::: Text segment

Galilee
Bishop Speaks For Justice, Friendship And Peace
By Sonia Nettnin
29 March, 2006
Countercurrents.org
Rev. Dr. Abuna Elias Chacour
spoke about the need for security and peace between Israelis and Palestinians.
He said people need to take responsibility for one another by befriending
people they consider their enemies.
Chacour is the founder and president of Mar Elias University, located
in Ibillin, Israel – where Muslims, Christians and Jews interact
at the educational and social levels. On February 25, 2006 Chacour became
the Catholic Bishop of the Galilee.
Chacour spoke at North Park University in Chicago, where hundreds of
people celebrated the tenth anniversary of The Center for Middle Easter
Studies. Here is a condensed summary of what Chacour said to an audience
of Muslims, Christians and Jews.
“It is really a great pleasure to be with you. You should envy
me for what I see. I see a beautiful face. May God bless you and give
you courage to say the truth to the people and flatter the poor. I will
do what I normally do but very short and succinctly.
I have the pride of introducing myself as a Palestinian. I am a proud
Palestinian. I am Palestinian-Arab, which means my mother language is
this very easy to learn Arabic language (audience chuckled). I challenge
you; you will see even our children in kindergarten they speak very
easily (audience chuckled more).
I am also a Christian – that complicates the picture a little
bit. People ask how comes were you born Christian thank God I converted
to Christianity. I am also strongly as convincingly a citizen of the
State of Israel. No way would I hide my social identity. Who am I first:
Israeli citizen? Israel is an entity 58 years-old and I am 66 years-old.

::::::

### Tasks for this exercise
(a) According to the article on Bishop Chacour's speech, on what date did Chacour become the Catholic Bishop of the Galilee?
(b) Pick up the article on Bishop Chacour's speech right after its last sentence and keep it going.

::: Data section

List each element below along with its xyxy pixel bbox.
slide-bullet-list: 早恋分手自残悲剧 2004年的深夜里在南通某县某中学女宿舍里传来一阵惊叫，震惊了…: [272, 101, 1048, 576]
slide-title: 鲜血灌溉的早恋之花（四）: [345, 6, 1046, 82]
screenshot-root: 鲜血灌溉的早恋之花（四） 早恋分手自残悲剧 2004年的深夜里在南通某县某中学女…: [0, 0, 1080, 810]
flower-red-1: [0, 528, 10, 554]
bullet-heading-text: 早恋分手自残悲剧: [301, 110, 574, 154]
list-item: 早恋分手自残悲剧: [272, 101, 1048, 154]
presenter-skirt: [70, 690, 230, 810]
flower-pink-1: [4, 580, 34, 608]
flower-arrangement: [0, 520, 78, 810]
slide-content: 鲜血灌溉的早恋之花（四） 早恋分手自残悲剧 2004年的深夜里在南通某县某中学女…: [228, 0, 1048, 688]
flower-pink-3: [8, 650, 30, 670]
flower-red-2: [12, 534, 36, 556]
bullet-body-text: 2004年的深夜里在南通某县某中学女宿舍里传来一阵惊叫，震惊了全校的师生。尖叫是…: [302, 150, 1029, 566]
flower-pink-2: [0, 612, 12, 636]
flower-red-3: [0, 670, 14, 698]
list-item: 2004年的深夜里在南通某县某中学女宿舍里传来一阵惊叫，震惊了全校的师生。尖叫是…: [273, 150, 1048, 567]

::::::

### Responses by task
(a) February 25, 2006

(b)
Israel immigrated into my country; my people became the Jews of the
Jews. They were scattered into three major groups who experienced their
Diaspora.
The first major group is in neighboring, outside countries – Egypt,
Jordan, Lebanon, and Syria. The second major group in the Occupied Territories
(West Bank and Gaza). They did not know they were going for no return
and 58 years later they’re still refugees.
A very striking example is a piece of desert called Gaza. Gaza had 45,000
inhabitants originally but after Al-Nakba (the Palestinian Catastrophe)
the rest (of the people) are Diaspora from 460? towns and villages and
these people in Gaza were left with no freedom and no rights but they
were free to make children who are healthy, clever, ambitious, but without
any future.
Twenty years later after they became refugees Israel controlled all
of Palestine including Gaza Strip and added the provision of daily humiliation.
It’s not hard to convince young man or young woman to end their
own lives. We have this horrible phenomenon of suicide bomber. Let us
be clear: Islam does not order these crimes against society. But we
are naïve if we condemn suicide bombers and think we have done
our job; destroying homes, killing people, imprisoning people (are contributing
factors to the conflict).
It is our job to regenerate the hope in the hearts of our young people.
The only thing to do is to end the occupation so that Israel can live
peacefully side by side with Occupied Territories that were destined
to become Palestine.
I was born a baby with a birth certificate. I was converted to Christianity
not long ago. He is our major problem: we don’t know what to do
without Him; we don’t know what to do with Him. It is confusing.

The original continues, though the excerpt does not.